## [Data entries]
= = = =
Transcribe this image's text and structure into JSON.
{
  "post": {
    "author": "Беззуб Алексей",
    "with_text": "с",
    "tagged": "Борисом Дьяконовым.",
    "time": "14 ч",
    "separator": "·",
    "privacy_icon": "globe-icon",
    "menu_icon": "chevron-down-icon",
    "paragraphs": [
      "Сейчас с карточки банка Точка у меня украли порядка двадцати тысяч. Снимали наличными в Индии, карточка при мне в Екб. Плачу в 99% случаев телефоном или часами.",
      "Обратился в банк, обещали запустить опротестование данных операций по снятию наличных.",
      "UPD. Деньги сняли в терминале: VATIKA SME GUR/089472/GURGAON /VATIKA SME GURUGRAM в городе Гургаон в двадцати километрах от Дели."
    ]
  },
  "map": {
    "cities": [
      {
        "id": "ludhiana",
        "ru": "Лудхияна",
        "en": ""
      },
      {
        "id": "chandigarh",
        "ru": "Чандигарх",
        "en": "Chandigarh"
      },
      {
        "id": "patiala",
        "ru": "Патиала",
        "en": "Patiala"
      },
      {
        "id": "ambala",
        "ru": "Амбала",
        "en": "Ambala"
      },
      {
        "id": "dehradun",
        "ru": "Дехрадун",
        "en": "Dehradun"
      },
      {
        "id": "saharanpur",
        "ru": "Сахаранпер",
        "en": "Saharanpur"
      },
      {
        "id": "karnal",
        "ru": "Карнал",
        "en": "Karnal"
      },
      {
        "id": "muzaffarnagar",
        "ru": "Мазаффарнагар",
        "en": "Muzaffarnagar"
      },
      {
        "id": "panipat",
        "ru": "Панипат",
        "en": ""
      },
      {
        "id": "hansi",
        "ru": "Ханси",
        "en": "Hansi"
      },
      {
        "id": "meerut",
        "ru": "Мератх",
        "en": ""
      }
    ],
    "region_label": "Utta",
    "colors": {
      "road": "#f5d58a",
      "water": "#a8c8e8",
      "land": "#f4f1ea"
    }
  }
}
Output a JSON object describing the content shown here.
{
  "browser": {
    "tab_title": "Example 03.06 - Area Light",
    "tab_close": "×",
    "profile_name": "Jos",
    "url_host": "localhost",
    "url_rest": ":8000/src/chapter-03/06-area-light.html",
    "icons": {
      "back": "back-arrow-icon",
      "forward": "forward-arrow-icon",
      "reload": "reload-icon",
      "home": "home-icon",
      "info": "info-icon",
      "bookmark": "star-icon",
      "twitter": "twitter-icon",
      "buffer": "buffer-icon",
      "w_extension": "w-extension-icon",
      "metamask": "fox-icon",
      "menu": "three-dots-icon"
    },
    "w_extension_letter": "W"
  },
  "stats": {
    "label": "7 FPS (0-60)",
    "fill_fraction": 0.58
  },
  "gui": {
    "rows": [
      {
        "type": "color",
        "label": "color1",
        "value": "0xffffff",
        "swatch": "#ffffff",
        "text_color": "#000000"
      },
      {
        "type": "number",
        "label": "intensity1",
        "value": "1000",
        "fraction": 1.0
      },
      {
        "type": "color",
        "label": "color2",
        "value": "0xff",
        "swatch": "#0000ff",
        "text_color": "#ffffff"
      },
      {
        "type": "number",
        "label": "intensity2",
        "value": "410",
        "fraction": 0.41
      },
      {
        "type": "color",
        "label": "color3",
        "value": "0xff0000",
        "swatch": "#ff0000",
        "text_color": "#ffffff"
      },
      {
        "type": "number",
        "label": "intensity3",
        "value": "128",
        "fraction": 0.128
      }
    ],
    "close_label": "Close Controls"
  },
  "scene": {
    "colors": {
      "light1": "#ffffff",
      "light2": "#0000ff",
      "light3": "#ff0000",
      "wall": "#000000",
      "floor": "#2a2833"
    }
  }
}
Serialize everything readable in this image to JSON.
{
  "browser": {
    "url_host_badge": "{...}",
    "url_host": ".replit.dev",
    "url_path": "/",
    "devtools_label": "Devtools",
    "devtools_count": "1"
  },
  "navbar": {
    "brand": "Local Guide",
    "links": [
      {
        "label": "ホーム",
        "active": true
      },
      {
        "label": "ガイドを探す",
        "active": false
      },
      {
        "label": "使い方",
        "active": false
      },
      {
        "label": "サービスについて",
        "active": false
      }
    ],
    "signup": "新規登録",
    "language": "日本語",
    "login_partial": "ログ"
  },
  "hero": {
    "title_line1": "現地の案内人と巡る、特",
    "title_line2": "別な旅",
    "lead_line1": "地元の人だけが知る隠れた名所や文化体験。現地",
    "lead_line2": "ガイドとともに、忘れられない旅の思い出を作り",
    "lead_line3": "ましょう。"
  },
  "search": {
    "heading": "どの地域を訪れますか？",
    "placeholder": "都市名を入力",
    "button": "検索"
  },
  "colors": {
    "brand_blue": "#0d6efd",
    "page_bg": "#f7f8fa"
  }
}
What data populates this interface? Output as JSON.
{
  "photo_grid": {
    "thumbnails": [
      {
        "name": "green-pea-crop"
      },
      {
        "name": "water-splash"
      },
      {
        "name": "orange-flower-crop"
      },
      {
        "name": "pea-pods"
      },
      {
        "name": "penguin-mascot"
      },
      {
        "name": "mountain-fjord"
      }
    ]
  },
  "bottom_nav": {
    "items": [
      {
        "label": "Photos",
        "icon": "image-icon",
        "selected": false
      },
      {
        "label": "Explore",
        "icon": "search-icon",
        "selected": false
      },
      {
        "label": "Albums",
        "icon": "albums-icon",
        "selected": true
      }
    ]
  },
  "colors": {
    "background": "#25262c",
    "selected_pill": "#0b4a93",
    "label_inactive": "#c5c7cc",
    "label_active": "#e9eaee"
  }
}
= = = =
## [Task details]
Write out every entry exactly as given.

## [Reply to the exercise]
Transcribe this image's text and structure into JSON.
{
  "post": {
    "author": "Беззуб Алексей",
    "with_text": "с",
    "tagged": "Борисом Дьяконовым.",
    "time": "14 ч",
    "separator": "·",
    "privacy_icon": "globe-icon",
    "menu_icon": "chevron-down-icon",
    "paragraphs": [
      "Сейчас с карточки банка Точка у меня украли порядка двадцати тысяч. Снимали наличными в Индии, карточка при мне в Екб. Плачу в 99% случаев телефоном или часами.",
      "Обратился в банк, обещали запустить опротестование данных операций по снятию наличных.",
      "UPD. Деньги сняли в терминале: VATIKA SME GUR/089472/GURGAON /VATIKA SME GURUGRAM в городе Гургаон в двадцати километрах от Дели."
    ]
  },
  "map": {
    "cities": [
      {
        "id": "ludhiana",
        "ru": "Лудхияна",
        "en": ""
      },
      {
        "id": "chandigarh",
        "ru": "Чандигарх",
        "en": "Chandigarh"
      },
      {
        "id": "patiala",
        "ru": "Патиала",
        "en": "Patiala"
      },
      {
        "id": "ambala",
        "ru": "Амбала",
        "en": "Ambala"
      },
      {
        "id": "dehradun",
        "ru": "Дехрадун",
        "en": "Dehradun"
      },
      {
        "id": "saharanpur",
        "ru": "Сахаранпер",
        "en": "Saharanpur"
      },
      {
        "id": "karnal",
        "ru": "Карнал",
        "en": "Karnal"
      },
      {
        "id": "muzaffarnagar",
        "ru": "Мазаффарнагар",
        "en": "Muzaffarnagar"
      },
      {
        "id": "panipat",
        "ru": "Панипат",
        "en": ""
      },
      {
        "id": "hansi",
        "ru": "Ханси",
        "en": "Hansi"
      },
      {
        "id": "meerut",
        "ru": "Мератх",
        "en": ""
      }
    ],
    "region_label": "Utta",
    "colors": {
      "road": "#f5d58a",
      "water": "#a8c8e8",
      "land": "#f4f1ea"
    }
  }
}
Output a JSON object describing the content shown here.
{
  "browser": {
    "tab_title": "Example 03.06 - Area Light",
    "tab_close": "×",
    "profile_name": "Jos",
    "url_host": "localhost",
    "url_rest": ":8000/src/chapter-03/06-area-light.html",
    "icons": {
      "back": "back-arrow-icon",
      "forward": "forward-arrow-icon",
      "reload": "reload-icon",
      "home": "home-icon",
      "info": "info-icon",
      "bookmark": "star-icon",
      "twitter": "twitter-icon",
      "buffer": "buffer-icon",
      "w_extension": "w-extension-icon",
      "metamask": "fox-icon",
      "menu": "three-dots-icon"
    },
    "w_extension_letter": "W"
  },
  "stats": {
    "label": "7 FPS (0-60)",
    "fill_fraction": 0.58
  },
  "gui": {
    "rows": [
      {
        "type": "color",
        "label": "color1",
        "value": "0xffffff",
        "swatch": "#ffffff",
        "text_color": "#000000"
      },
      {
        "type": "number",
        "label": "intensity1",
        "value": "1000",
        "fraction": 1.0
      },
      {
        "type": "color",
        "label": "color2",
        "value": "0xff",
        "swatch": "#0000ff",
        "text_color": "#ffffff"
      },
      {
        "type": "number",
        "label": "intensity2",
        "value": "410",
        "fraction": 0.41
      },
      {
        "type": "color",
        "label": "color3",
        "value": "0xff0000",
        "swatch": "#ff0000",
        "text_color": "#ffffff"
      },
      {
        "type": "number",
        "label": "intensity3",
        "value": "128",
        "fraction": 0.128
      }
    ],
    "close_label": "Close Controls"
  },
  "scene": {
    "colors": {
      "light1": "#ffffff",
      "light2": "#0000ff",
      "light3": "#ff0000",
      "wall": "#000000",
      "floor": "#2a2833"
    }
  }
}
Serialize everything readable in this image to JSON.
{
  "browser": {
    "url_host_badge": "{...}",
    "url_host": ".replit.dev",
    "url_path": "/",
    "devtools_label": "Devtools",
    "devtools_count": "1"
  },
  "navbar": {
    "brand": "Local Guide",
    "links": [
      {
        "label": "ホーム",
        "active": true
      },
      {
        "label": "ガイドを探す",
        "active": false
      },
      {
        "label": "使い方",
        "active": false
      },
      {
        "label": "サービスについて",
        "active": false
      }
    ],
    "signup": "新規登録",
    "language": "日本語",
    "login_partial": "ログ"
  },
  "hero": {
    "title_line1": "現地の案内人と巡る、特",
    "title_line2": "別な旅",
    "lead_line1": "地元の人だけが知る隠れた名所や文化体験。現地",
    "lead_line2": "ガイドとともに、忘れられない旅の思い出を作り",
    "lead_line3": "ましょう。"
  },
  "search": {
    "heading": "どの地域を訪れますか？",
    "placeholder": "都市名を入力",
    "button": "検索"
  },
  "colors": {
    "brand_blue": "#0d6efd",
    "page_bg": "#f7f8fa"
  }
}
What data populates this interface? Output as JSON.
{
  "photo_grid": {
    "thumbnails": [
      {
        "name": "green-pea-crop"
      },
      {
        "name": "water-splash"
      },
      {
        "name": "orange-flower-crop"
      },
      {
        "name": "pea-pods"
      },
      {
        "name": "penguin-mascot"
      },
      {
        "name": "mountain-fjord"
      }
    ]
  },
  "bottom_nav": {
    "items": [
      {
        "label": "Photos",
        "icon": "image-icon",
        "selected": false
      },
      {
        "label": "Explore",
        "icon": "search-icon",
        "selected": false
      },
      {
        "label": "Albums",
        "icon": "albums-icon",
        "selected": true
      }
    ]
  },
  "colors": {
    "background": "#25262c",
    "selected_pill": "#0b4a93",
    "label_inactive": "#c5c7cc",
    "label_active": "#e9eaee"
  }
}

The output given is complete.